- **OBJETIVO DA TAREFA**
Transcreva na íntegra, sem nenhuma alteração, o texto sobre educação financeira nas escolas públicas.

"Dar aula de educação financeira nas escolas públicas corrobora com o discurso da meritocracia e da culpabilização da pobreza." Ouvi algo parecido de uma colega de mestrado quando disse que seria importante haver a disciplina de educação financeira nas escolas.
No momento, confesso, eu não contra-argumentei e até me senti mal por ter proposto uma ideia do tipo. Poxa, cadê minha sensibilidade e meu tato da realidade? Me questionava, mas sentia, no fundo, que eu não estava tão equivocado assim.
Quero começar sinalizando um ponto bem importante para este texto: não sou um colunista de Faria Lima, como já fui chamado uma vez em um comentário. Sou nascido e criado no bairro com mais favelas da minha cidade. Conheço bem os sentimentos que a privação causa.
Meu ponto de provocação para esta coluna é que a abordagem sobre a educação financeira nos colégios não precisa ser oito ou 80, ou seja, não abordar o tema ou falar se pautando na meritocracia e na culpabilização do pobre pela própria pobreza. Há uma grande margem de trabalho entre esses dois polos.
Escassez gera o sentimento de privação
Sou graduado em economia pela USP e lembro de uma aula no início do curso, acho que era introdução à economia, o professor estava falando sobre os níveis de poupança de alguns países do mundo e frisava que no Brasil não há cultura de poupança.

(Linhas do conjunto de dados)
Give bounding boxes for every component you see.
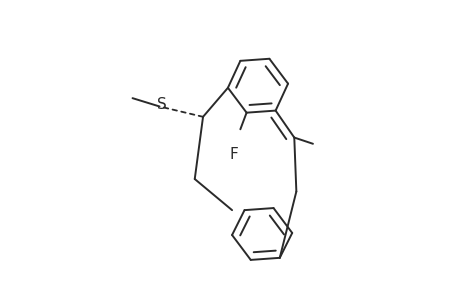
- Text: S: S: [157, 97, 166, 112]
- Text: F: F: [230, 147, 238, 162]
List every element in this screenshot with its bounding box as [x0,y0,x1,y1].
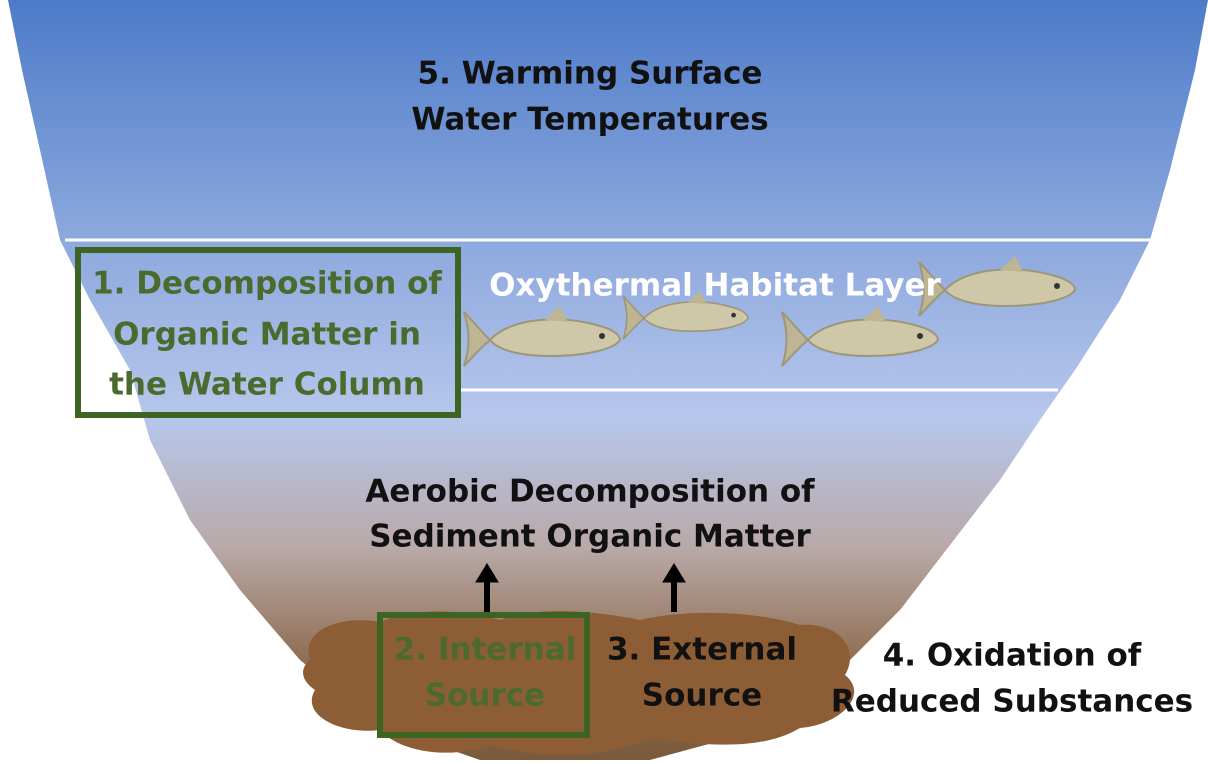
highlight-box [75,247,461,418]
label: Water Temperatures [411,102,768,138]
label: Source [642,678,762,714]
label: 5. Warming Surface [418,56,763,92]
label: Aerobic Decomposition of [365,474,815,510]
lake-basin [8,0,1208,760]
label: Source [425,678,545,714]
label: 2. Internal [394,632,577,668]
label: Reduced Substances [831,684,1193,720]
label: Organic Matter in [113,317,421,353]
label: the Water Column [109,367,425,403]
label: Oxythermal Habitat Layer [489,268,941,304]
label: 3. External [607,632,797,668]
label: 4. Oxidation of [883,638,1142,674]
sediment [303,611,855,755]
label: 1. Decomposition of [92,266,442,302]
highlight-box [377,612,590,738]
label: Sediment Organic Matter [369,519,811,555]
arrow [475,563,686,612]
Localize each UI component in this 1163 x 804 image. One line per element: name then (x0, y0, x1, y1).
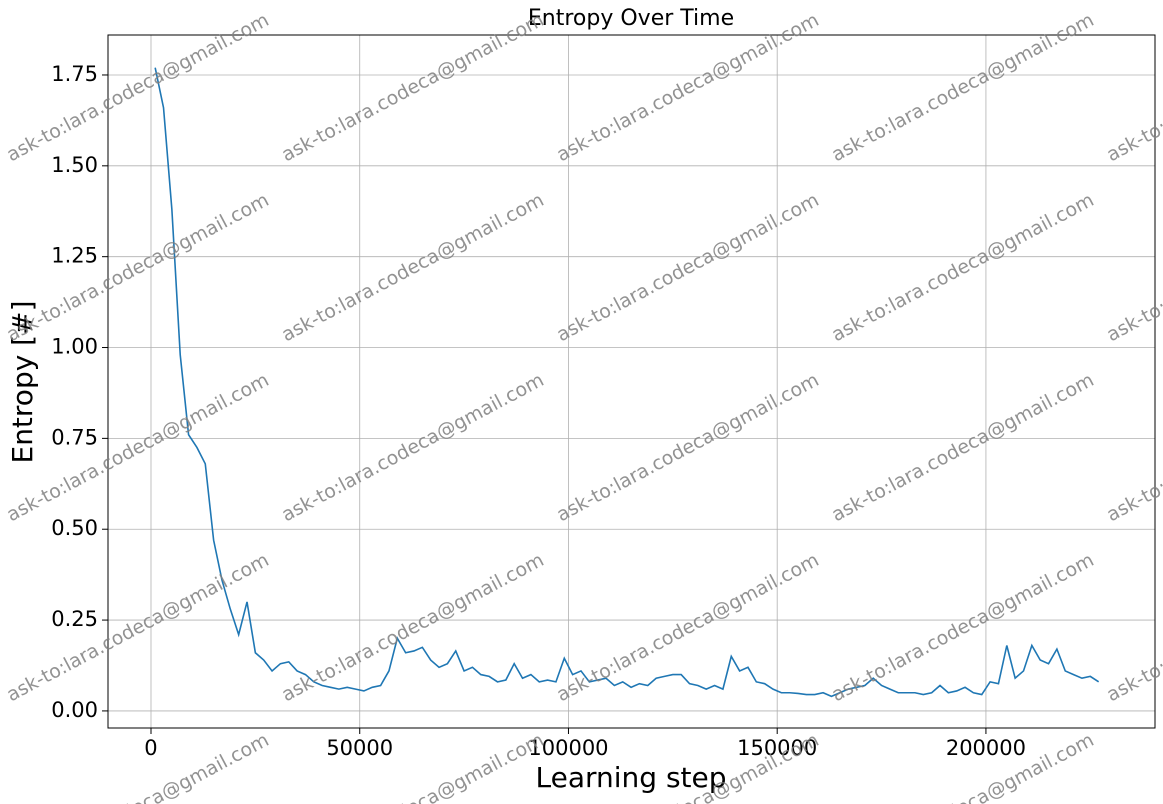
watermark: ask-to:lara.codeca@gmail.com (3, 9, 273, 166)
watermark: ask-to:lara.codeca@gmail.com (278, 9, 548, 166)
x-tick-label: 150000 (737, 736, 817, 760)
watermark: ask-to:lara.codeca@gmail.com (278, 189, 548, 346)
y-tick-label: 0.00 (51, 698, 98, 722)
x-tick-label: 200000 (946, 736, 1026, 760)
watermark: ask-to:lara.codeca@gmail.com (828, 549, 1098, 706)
watermark: ask-to:lara.codeca@gmail.com (1103, 549, 1163, 706)
y-tick-label: 0.25 (51, 607, 98, 631)
x-tick-label: 50000 (326, 736, 393, 760)
y-tick-label: 1.25 (51, 244, 98, 268)
watermark: ask-to:lara.codeca@gmail.com (278, 729, 548, 804)
y-tick-label: 1.75 (51, 62, 98, 86)
watermark: ask-to:lara.codeca@gmail.com (3, 549, 273, 706)
watermark: ask-to:lara.codeca@gmail.com (1103, 369, 1163, 526)
watermark: ask-to:lara.codeca@gmail.com (553, 9, 823, 166)
watermark: ask-to:lara.codeca@gmail.com (828, 369, 1098, 526)
x-tick-label: 0 (144, 736, 157, 760)
watermark: ask-to:lara.codeca@gmail.com (3, 729, 273, 804)
y-axis-label: Entropy [#] (6, 301, 39, 464)
watermark: ask-to:lara.codeca@gmail.com (1103, 9, 1163, 166)
data-line (154, 67, 1100, 698)
watermark: ask-to:lara.codeca@gmail.com (553, 369, 823, 526)
watermark: ask-to:lara.codeca@gmail.com (278, 369, 548, 526)
y-tick-label: 0.50 (51, 516, 98, 540)
watermark: ask-to:lara.codeca@gmail.com (1103, 729, 1163, 804)
watermark: ask-to:lara.codeca@gmail.com (828, 189, 1098, 346)
plot-frame (107, 34, 1156, 729)
x-axis-label: Learning step (535, 761, 726, 794)
watermark: ask-to:lara.codeca@gmail.com (3, 369, 273, 526)
y-tick-label: 1.00 (51, 335, 98, 359)
x-tick-label: 100000 (528, 736, 608, 760)
watermark: ask-to:lara.codeca@gmail.com (278, 549, 548, 706)
watermark: ask-to:lara.codeca@gmail.com (1103, 189, 1163, 346)
y-tick-label: 1.50 (51, 153, 98, 177)
chart-title: Entropy Over Time (528, 6, 734, 31)
watermark: ask-to:lara.codeca@gmail.com (828, 9, 1098, 166)
watermark: ask-to:lara.codeca@gmail.com (553, 189, 823, 346)
y-tick-label: 0.75 (51, 425, 98, 449)
watermark: ask-to:lara.codeca@gmail.com (3, 189, 273, 346)
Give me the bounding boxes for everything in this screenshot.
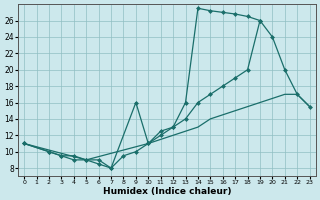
X-axis label: Humidex (Indice chaleur): Humidex (Indice chaleur) bbox=[103, 187, 231, 196]
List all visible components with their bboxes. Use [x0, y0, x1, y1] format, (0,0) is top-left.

- **RESPOSTA DA TAREFA**
"Dar aula de educação financeira nas escolas públicas corrobora com o discurso da meritocracia e da culpabilização da pobreza." Ouvi algo parecido de uma colega de mestrado quando disse que seria importante haver a disciplina de educação financeira nas escolas.
No momento, confesso, eu não contra-argumentei e até me senti mal por ter proposto uma ideia do tipo. Poxa, cadê minha sensibilidade e meu tato da realidade? Me questionava, mas sentia, no fundo, que eu não estava tão equivocado assim.
Quero começar sinalizando um ponto bem importante para este texto: não sou um colunista de Faria Lima, como já fui chamado uma vez em um comentário. Sou nascido e criado no bairro com mais favelas da minha cidade. Conheço bem os sentimentos que a privação causa.
Meu ponto de provocação para esta coluna é que a abordagem sobre a educação financeira nos colégios não precisa ser oito ou 80, ou seja, não abordar o tema ou falar se pautando na meritocracia e na culpabilização do pobre pela própria pobreza. Há uma grande margem de trabalho entre esses dois polos.
Escassez gera o sentimento de privação
Sou graduado em economia pela USP e lembro de uma aula no início do curso, acho que era introdução à economia, o professor estava falando sobre os níveis de poupança de alguns países do mundo e frisava que no Brasil não há cultura de poupança.